» **Task statement**
Copy every line of the records below that holds the word "this".

» **Material supplied**
====

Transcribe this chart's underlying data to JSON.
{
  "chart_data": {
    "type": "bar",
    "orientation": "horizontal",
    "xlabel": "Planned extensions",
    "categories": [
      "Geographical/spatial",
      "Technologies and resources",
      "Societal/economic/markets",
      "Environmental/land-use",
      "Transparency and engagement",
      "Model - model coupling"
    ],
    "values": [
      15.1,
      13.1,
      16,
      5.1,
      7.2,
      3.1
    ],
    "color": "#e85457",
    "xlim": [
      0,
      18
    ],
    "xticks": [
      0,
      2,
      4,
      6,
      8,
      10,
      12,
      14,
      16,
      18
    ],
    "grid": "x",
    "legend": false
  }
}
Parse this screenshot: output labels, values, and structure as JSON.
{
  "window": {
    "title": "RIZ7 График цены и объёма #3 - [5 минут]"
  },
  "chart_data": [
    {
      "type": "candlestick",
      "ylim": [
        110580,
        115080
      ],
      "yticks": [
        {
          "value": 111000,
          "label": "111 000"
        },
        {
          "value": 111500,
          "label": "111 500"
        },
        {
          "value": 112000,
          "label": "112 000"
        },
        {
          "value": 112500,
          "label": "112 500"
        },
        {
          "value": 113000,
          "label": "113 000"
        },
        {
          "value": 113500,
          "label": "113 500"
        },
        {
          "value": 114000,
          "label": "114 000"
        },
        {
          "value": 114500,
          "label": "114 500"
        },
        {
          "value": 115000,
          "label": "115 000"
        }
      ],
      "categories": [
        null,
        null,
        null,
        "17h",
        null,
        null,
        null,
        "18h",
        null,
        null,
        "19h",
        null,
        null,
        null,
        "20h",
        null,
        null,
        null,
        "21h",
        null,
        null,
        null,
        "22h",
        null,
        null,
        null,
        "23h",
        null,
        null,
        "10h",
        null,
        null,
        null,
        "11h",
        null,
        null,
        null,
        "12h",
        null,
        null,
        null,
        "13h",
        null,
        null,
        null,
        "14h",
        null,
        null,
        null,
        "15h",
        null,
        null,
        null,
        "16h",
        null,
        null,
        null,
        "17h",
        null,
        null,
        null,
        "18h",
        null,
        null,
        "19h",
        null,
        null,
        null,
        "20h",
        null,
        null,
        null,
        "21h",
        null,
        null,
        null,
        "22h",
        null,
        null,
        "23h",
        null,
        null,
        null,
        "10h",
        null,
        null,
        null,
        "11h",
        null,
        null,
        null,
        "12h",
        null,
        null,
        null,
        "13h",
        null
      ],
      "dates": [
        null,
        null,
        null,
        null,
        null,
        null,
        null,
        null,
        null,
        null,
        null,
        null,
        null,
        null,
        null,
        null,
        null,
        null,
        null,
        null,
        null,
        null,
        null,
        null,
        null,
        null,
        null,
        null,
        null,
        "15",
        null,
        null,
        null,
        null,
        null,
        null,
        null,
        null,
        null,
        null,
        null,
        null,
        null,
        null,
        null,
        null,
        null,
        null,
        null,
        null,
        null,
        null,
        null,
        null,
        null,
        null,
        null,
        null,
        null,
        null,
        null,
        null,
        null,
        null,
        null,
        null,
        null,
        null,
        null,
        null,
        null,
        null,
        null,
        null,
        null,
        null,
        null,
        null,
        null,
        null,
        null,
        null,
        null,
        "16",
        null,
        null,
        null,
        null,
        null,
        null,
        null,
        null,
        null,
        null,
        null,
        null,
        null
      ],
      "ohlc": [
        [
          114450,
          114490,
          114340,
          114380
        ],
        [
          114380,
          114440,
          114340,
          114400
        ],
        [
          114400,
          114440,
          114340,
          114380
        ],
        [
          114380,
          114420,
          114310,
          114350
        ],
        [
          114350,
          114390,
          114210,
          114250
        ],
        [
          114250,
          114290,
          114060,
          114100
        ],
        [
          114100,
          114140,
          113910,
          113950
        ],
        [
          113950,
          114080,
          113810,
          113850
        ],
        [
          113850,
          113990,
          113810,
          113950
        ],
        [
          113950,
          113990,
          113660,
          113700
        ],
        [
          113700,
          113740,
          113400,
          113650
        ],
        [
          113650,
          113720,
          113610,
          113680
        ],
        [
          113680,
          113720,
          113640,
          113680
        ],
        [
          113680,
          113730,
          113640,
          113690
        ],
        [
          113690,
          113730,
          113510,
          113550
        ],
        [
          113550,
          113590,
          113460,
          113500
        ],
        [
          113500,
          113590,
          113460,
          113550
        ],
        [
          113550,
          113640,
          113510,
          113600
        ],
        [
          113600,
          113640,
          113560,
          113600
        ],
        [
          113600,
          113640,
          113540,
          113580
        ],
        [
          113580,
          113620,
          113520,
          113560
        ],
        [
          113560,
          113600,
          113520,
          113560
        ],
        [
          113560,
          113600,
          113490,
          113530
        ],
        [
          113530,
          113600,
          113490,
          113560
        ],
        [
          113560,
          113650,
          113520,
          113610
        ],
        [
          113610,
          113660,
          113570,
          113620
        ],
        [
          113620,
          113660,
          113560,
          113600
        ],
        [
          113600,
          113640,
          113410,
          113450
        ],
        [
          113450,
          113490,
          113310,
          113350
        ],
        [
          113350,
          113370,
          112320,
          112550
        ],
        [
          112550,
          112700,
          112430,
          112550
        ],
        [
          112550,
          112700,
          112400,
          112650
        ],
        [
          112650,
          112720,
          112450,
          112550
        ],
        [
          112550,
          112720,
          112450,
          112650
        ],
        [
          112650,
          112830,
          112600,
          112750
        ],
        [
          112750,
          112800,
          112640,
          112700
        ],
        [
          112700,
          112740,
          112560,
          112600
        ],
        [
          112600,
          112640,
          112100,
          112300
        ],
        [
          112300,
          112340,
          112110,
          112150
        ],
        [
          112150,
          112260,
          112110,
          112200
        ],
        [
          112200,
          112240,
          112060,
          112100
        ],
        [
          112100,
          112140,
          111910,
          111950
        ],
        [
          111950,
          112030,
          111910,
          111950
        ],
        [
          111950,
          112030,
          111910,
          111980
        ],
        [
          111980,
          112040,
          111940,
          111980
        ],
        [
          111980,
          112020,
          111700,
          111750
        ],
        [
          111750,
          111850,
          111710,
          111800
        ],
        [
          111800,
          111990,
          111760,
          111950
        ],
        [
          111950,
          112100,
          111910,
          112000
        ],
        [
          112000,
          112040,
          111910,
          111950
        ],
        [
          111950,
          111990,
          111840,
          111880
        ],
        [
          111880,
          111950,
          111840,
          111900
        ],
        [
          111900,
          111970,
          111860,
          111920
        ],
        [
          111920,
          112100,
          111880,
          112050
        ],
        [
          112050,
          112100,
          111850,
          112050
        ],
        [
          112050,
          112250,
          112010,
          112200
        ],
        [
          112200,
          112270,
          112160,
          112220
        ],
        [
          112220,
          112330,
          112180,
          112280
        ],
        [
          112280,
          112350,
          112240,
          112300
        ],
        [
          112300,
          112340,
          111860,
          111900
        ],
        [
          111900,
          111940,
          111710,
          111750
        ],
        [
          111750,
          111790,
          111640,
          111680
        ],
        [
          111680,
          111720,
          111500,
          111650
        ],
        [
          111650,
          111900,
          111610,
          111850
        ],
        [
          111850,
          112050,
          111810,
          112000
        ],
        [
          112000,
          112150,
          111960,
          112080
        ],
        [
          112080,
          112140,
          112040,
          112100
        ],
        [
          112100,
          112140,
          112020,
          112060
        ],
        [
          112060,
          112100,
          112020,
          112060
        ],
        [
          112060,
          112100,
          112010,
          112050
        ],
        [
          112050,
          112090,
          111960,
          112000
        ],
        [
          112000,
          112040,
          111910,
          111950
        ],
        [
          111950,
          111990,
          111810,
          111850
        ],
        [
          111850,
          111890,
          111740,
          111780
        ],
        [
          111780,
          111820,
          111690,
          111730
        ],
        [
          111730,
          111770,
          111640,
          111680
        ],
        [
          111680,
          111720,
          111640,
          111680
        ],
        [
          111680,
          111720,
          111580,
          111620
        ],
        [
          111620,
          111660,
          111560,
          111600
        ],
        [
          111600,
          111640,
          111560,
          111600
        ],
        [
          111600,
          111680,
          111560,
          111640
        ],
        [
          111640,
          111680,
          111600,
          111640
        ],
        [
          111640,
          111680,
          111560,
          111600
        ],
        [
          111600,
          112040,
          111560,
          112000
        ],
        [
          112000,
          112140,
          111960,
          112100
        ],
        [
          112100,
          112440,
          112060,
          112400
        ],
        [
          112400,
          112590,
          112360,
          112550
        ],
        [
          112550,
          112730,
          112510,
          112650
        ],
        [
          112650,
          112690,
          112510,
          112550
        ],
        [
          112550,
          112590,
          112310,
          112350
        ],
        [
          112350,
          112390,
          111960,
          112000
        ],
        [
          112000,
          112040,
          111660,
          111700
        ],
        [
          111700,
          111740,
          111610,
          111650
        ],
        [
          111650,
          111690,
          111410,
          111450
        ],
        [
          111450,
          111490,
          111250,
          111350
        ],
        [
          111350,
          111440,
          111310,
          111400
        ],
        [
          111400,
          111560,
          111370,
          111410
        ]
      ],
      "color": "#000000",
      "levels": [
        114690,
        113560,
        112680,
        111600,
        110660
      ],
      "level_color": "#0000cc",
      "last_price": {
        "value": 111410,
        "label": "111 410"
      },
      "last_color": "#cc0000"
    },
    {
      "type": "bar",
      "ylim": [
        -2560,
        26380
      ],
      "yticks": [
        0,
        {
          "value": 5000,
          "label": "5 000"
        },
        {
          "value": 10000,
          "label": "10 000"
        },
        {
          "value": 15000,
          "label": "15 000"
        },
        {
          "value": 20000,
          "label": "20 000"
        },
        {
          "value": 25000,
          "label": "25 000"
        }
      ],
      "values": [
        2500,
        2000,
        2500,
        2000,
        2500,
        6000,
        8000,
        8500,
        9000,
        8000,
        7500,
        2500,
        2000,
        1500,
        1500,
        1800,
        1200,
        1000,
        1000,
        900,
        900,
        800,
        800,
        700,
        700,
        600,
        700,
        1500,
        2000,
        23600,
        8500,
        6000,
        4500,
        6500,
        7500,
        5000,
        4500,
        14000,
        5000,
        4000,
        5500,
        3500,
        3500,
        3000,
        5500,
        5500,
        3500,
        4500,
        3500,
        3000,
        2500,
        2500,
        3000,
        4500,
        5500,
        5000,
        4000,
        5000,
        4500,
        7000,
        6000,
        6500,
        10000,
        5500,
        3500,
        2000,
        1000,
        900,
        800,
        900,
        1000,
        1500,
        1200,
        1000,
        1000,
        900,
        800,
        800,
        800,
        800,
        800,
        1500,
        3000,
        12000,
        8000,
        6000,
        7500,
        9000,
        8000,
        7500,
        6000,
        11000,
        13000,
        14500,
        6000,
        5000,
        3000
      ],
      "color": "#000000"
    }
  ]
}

====

» **The reply**
Transcribe this chart's underlying data to JSON.
Parse this screenshot: output labels, values, and structure as JSON.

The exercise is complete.